__SET PROBLEM__
Transcribe all of the records word for word, but omit the pictures.

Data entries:
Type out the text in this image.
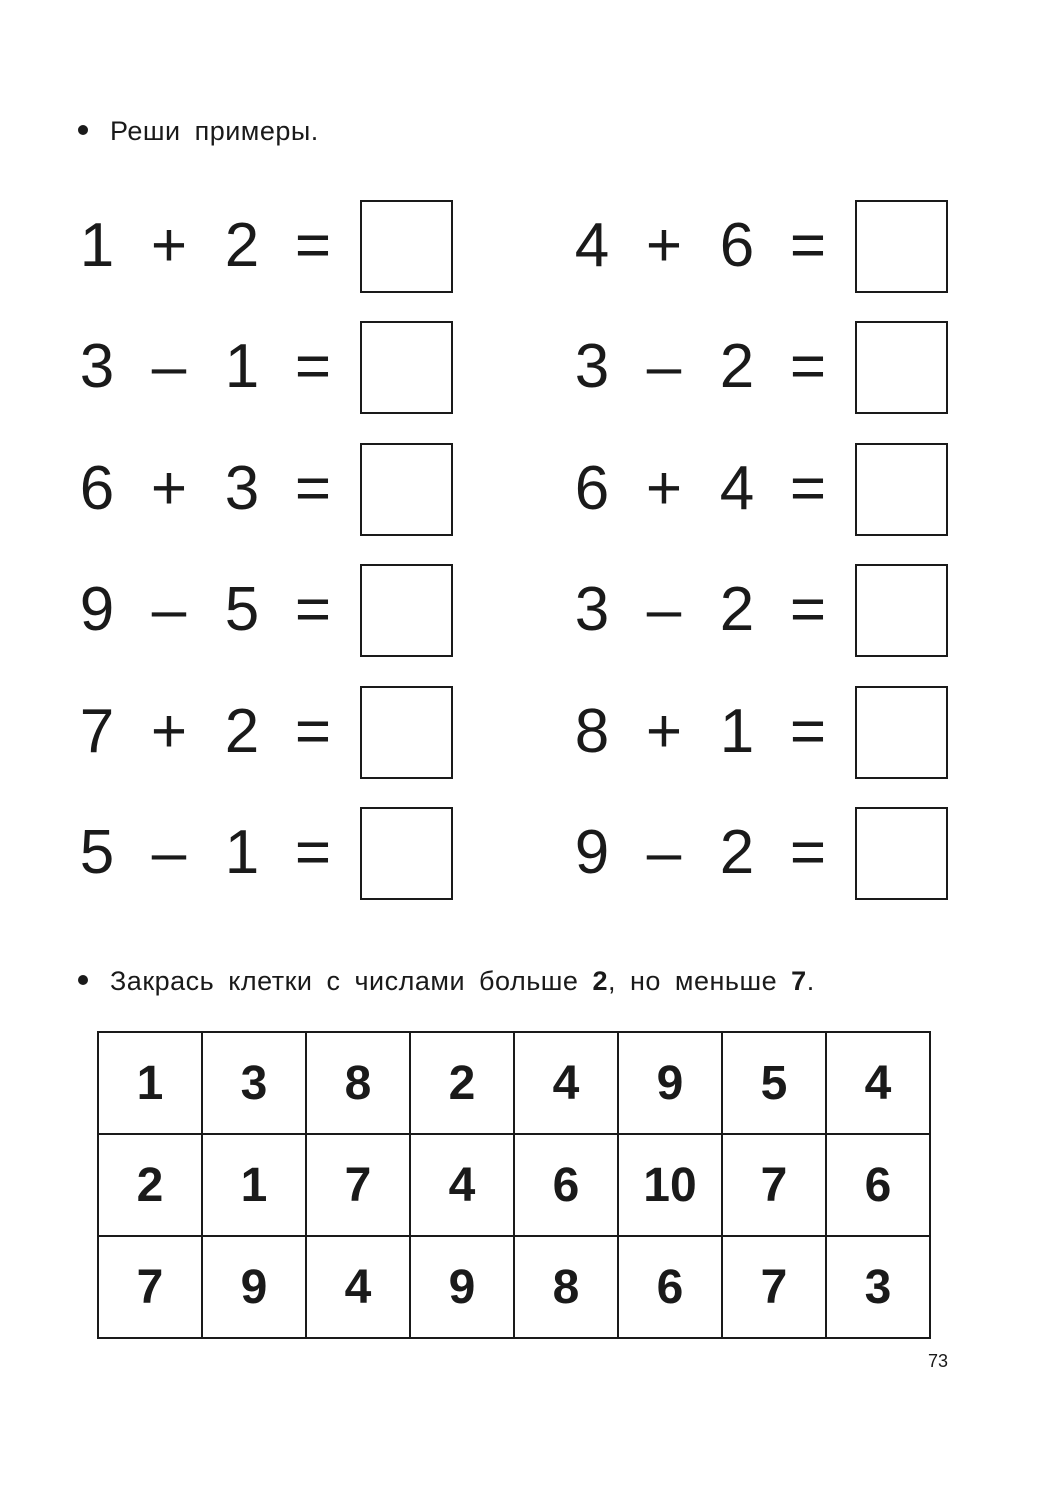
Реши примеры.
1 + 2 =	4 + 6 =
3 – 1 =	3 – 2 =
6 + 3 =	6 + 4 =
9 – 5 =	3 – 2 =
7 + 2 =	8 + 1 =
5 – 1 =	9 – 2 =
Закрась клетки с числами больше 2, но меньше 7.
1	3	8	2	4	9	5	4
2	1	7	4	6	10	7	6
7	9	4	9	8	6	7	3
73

__ANSWER TO THE TASK__
Type out the text in this image.
Реши примеры.
1 + 2 =	4 + 6 =
3 – 1 =	3 – 2 =
6 + 3 =	6 + 4 =
9 – 5 =	3 – 2 =
7 + 2 =	8 + 1 =
5 – 1 =	9 – 2 =
Закрась клетки с числами больше 2, но меньше 7.
1	3	8	2	4	9	5	4
2	1	7	4	6	10	7	6
7	9	4	9	8	6	7	3
73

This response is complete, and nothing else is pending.